__Aim__: The records below are to be copied word for word, with every picture left out.

[start of Data records]

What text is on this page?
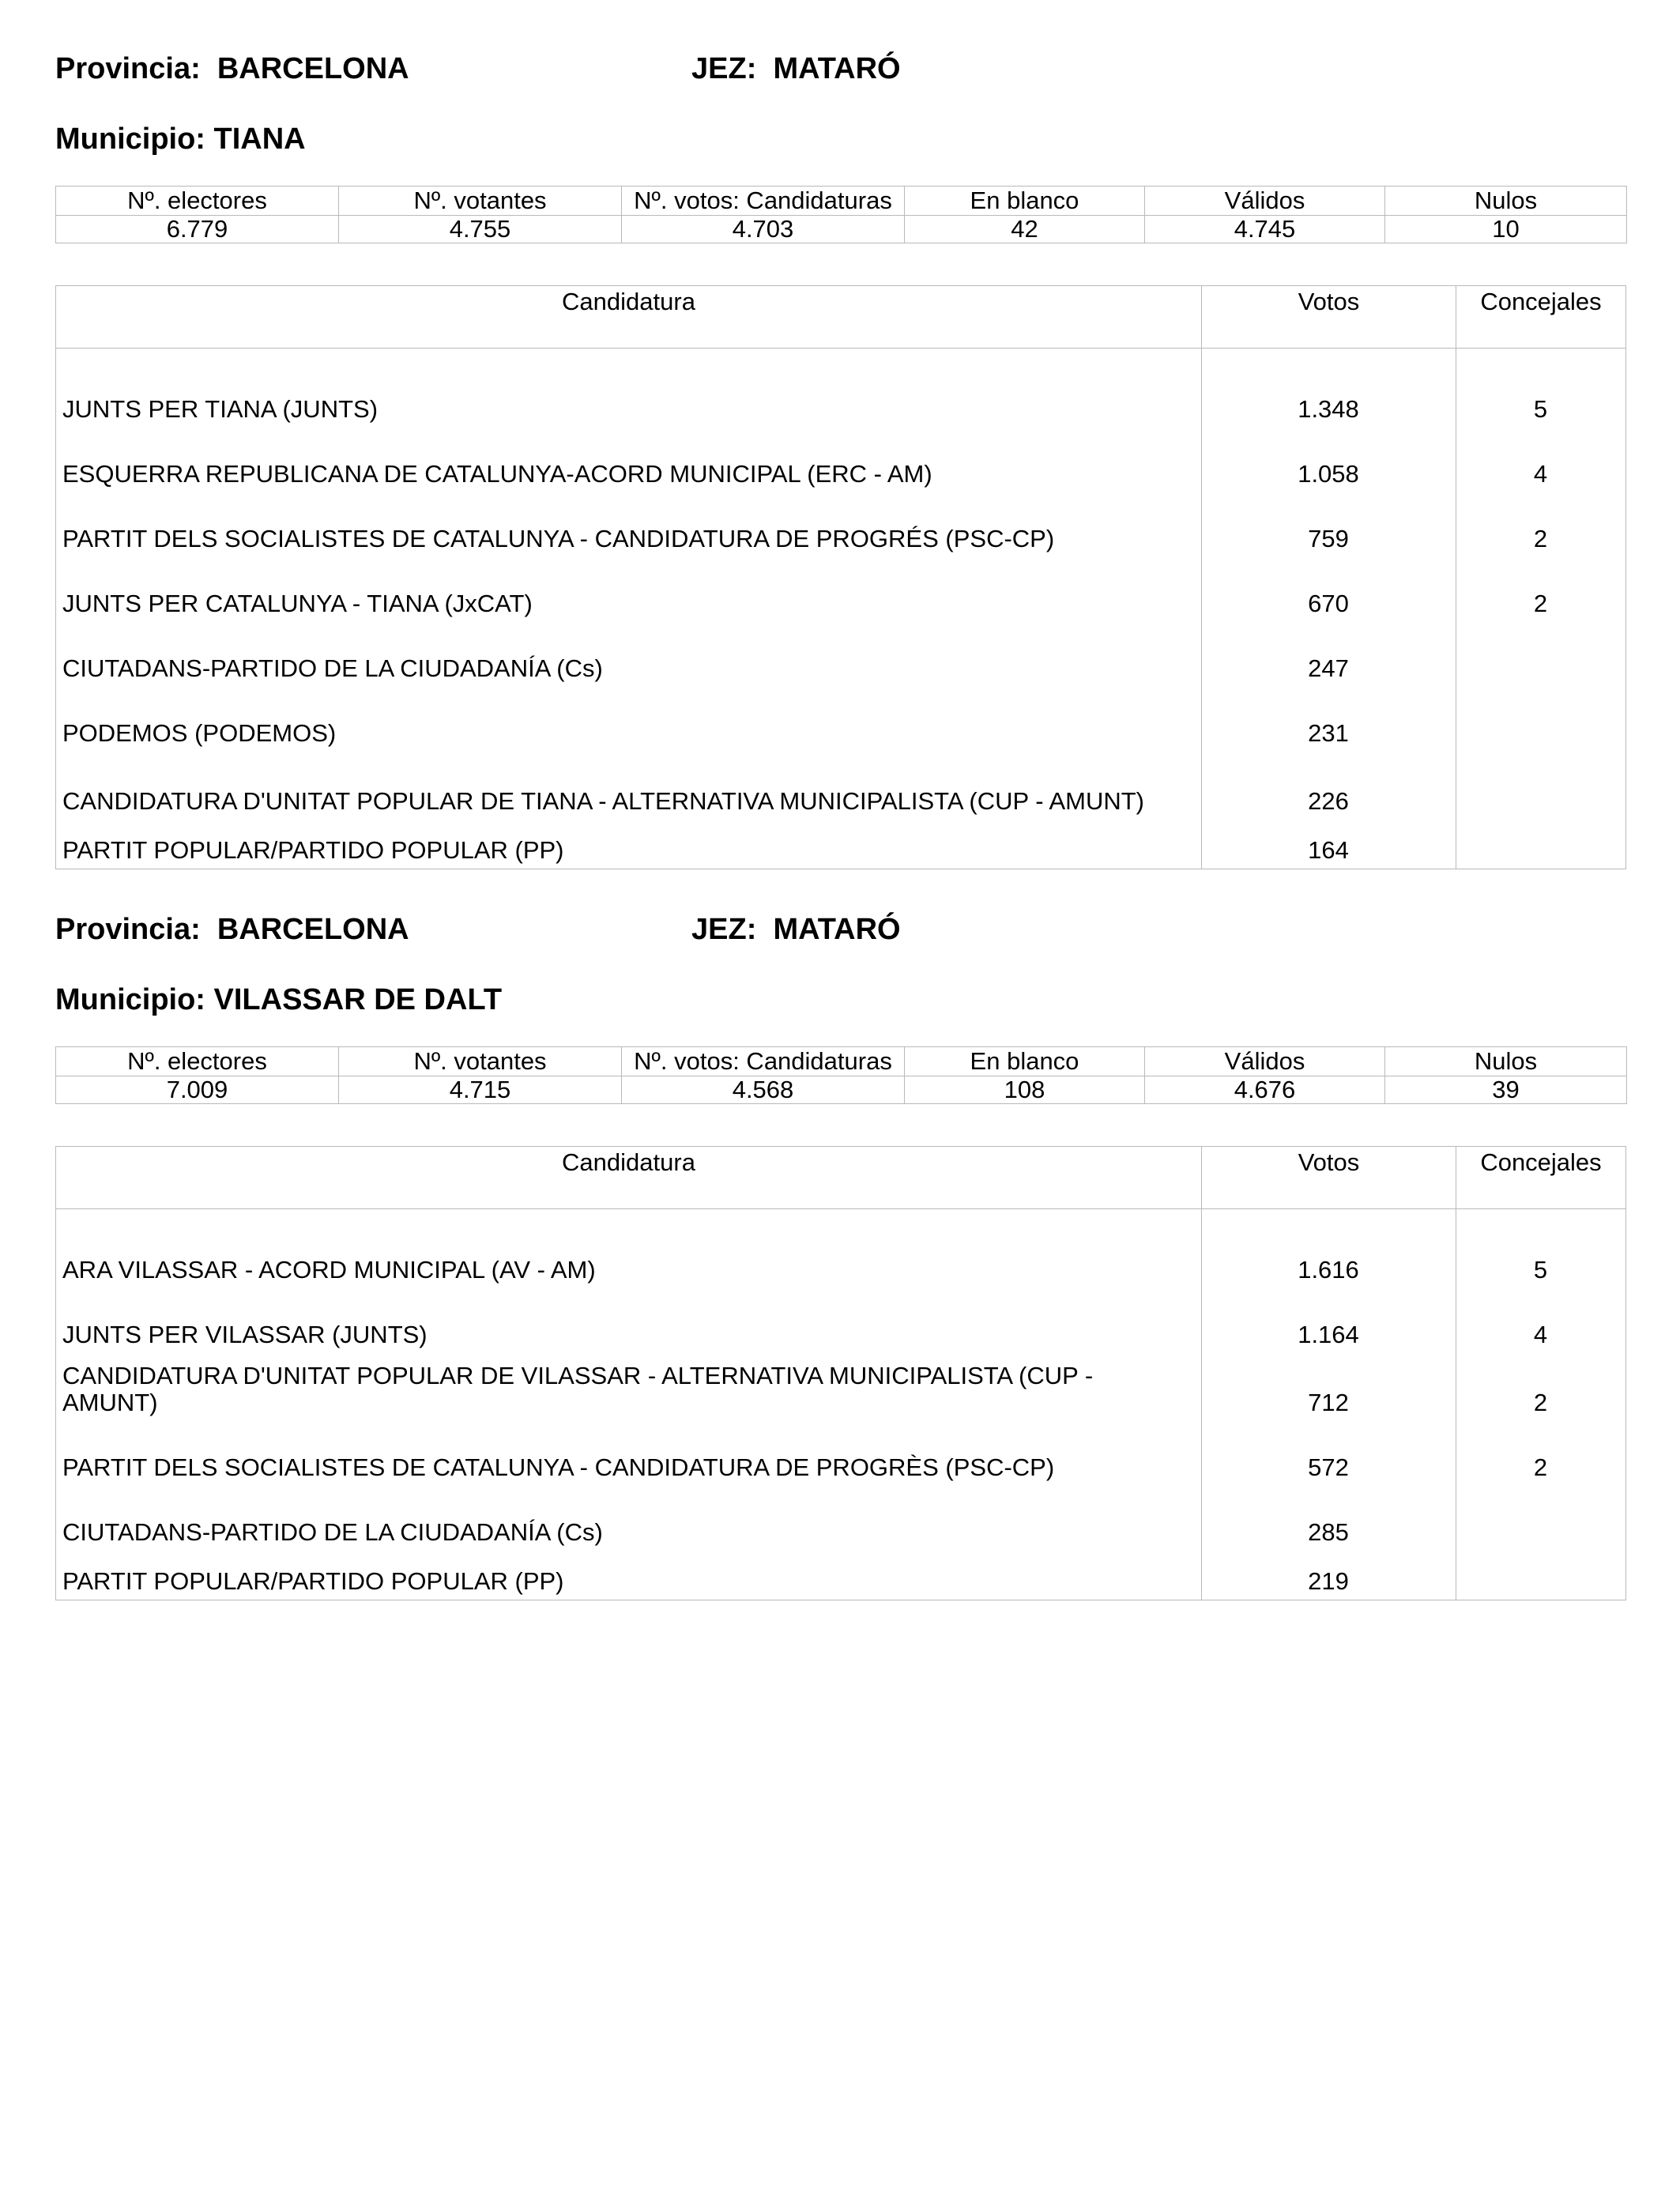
Provincia:  BARCELONA	JEZ:  MATARÓ
Municipio: TIANA
Nº. electores	Nº. votantes	Nº. votos: Candidaturas	En blanco	Válidos	Nulos
6.779	4.755	4.703	42	4.745	10
Candidatura	Votos	Concejales
JUNTS PER TIANA (JUNTS)	1.348	5
ESQUERRA REPUBLICANA DE CATALUNYA-ACORD MUNICIPAL (ERC - AM)	1.058	4
PARTIT DELS SOCIALISTES DE CATALUNYA - CANDIDATURA DE PROGRÉS (PSC-CP)	759	2
JUNTS PER CATALUNYA - TIANA (JxCAT)	670	2
CIUTADANS-PARTIDO DE LA CIUDADANÍA (Cs)	247
PODEMOS (PODEMOS)	231
CANDIDATURA D'UNITAT POPULAR DE TIANA - ALTERNATIVA MUNICIPALISTA (CUP - AMUNT)	226
PARTIT POPULAR/PARTIDO POPULAR (PP)	164
Provincia:  BARCELONA	JEZ:  MATARÓ
Municipio: VILASSAR DE DALT
Nº. electores	Nº. votantes	Nº. votos: Candidaturas	En blanco	Válidos	Nulos
7.009	4.715	4.568	108	4.676	39
Candidatura	Votos	Concejales
ARA VILASSAR - ACORD MUNICIPAL (AV - AM)	1.616	5
JUNTS PER VILASSAR (JUNTS)	1.164	4
CANDIDATURA D'UNITAT POPULAR DE VILASSAR - ALTERNATIVA MUNICIPALISTA (CUP - AMUNT)	712	2
PARTIT DELS SOCIALISTES DE CATALUNYA - CANDIDATURA DE PROGRÈS (PSC-CP)	572	2
CIUTADANS-PARTIDO DE LA CIUDADANÍA (Cs)	285
PARTIT POPULAR/PARTIDO POPULAR (PP)	219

[end of Data records]

__Task solution__:
What text is on this page?
Provincia:  BARCELONA	JEZ:  MATARÓ
Municipio: TIANA
Nº. electores	Nº. votantes	Nº. votos: Candidaturas	En blanco	Válidos	Nulos
6.779	4.755	4.703	42	4.745	10
Candidatura	Votos	Concejales
JUNTS PER TIANA (JUNTS)	1.348	5
ESQUERRA REPUBLICANA DE CATALUNYA-ACORD MUNICIPAL (ERC - AM)	1.058	4
PARTIT DELS SOCIALISTES DE CATALUNYA - CANDIDATURA DE PROGRÉS (PSC-CP)	759	2
JUNTS PER CATALUNYA - TIANA (JxCAT)	670	2
CIUTADANS-PARTIDO DE LA CIUDADANÍA (Cs)	247
PODEMOS (PODEMOS)	231
CANDIDATURA D'UNITAT POPULAR DE TIANA - ALTERNATIVA MUNICIPALISTA (CUP - AMUNT)	226
PARTIT POPULAR/PARTIDO POPULAR (PP)	164
Provincia:  BARCELONA	JEZ:  MATARÓ
Municipio: VILASSAR DE DALT
Nº. electores	Nº. votantes	Nº. votos: Candidaturas	En blanco	Válidos	Nulos
7.009	4.715	4.568	108	4.676	39
Candidatura	Votos	Concejales
ARA VILASSAR - ACORD MUNICIPAL (AV - AM)	1.616	5
JUNTS PER VILASSAR (JUNTS)	1.164	4
CANDIDATURA D'UNITAT POPULAR DE VILASSAR - ALTERNATIVA MUNICIPALISTA (CUP - AMUNT)	712	2
PARTIT DELS SOCIALISTES DE CATALUNYA - CANDIDATURA DE PROGRÈS (PSC-CP)	572	2
CIUTADANS-PARTIDO DE LA CIUDADANÍA (Cs)	285
PARTIT POPULAR/PARTIDO POPULAR (PP)	219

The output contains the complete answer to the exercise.